#### [Task prompt]
Scan the entries below and extract each line with the word "Windows" in it.

(begin)

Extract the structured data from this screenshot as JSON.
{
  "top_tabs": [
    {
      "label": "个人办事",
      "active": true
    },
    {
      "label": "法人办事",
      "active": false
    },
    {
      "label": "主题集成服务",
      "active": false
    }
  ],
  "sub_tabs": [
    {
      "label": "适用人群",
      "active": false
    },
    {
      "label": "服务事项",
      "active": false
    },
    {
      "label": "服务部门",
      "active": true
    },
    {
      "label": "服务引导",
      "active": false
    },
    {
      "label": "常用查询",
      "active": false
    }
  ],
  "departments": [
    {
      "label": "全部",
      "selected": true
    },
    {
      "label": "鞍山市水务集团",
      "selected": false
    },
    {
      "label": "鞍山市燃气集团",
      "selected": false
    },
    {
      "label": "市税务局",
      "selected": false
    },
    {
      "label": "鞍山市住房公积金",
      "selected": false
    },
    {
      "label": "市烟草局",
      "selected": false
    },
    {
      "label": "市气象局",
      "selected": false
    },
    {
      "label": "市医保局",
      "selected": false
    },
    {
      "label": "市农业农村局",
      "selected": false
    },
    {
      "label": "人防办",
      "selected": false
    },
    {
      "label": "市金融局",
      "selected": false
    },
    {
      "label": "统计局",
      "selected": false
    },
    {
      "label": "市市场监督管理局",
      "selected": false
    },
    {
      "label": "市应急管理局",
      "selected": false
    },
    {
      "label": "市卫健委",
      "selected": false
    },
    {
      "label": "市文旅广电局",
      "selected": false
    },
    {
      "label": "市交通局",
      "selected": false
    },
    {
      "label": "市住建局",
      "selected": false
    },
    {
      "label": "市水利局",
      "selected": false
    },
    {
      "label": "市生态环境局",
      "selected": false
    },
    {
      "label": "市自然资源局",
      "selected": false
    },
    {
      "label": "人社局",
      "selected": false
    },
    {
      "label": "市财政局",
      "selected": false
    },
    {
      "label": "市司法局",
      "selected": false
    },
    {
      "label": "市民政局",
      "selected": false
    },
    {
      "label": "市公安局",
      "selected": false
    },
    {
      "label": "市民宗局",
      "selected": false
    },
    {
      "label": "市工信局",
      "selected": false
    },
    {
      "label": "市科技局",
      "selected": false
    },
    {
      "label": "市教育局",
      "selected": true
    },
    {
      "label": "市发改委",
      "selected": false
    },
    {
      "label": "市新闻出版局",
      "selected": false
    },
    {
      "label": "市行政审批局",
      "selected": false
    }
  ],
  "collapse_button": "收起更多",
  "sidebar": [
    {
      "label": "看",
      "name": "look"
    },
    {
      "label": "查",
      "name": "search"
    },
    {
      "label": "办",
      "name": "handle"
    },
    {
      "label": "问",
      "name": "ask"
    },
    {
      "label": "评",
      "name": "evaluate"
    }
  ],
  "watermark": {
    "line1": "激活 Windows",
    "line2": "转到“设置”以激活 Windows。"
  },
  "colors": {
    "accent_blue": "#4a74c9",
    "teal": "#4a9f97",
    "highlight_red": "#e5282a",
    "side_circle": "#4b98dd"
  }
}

(end)

#### [Result of the task]
    "line1": "激活 Windows",
    "line2": "转到“设置”以激活 Windows。"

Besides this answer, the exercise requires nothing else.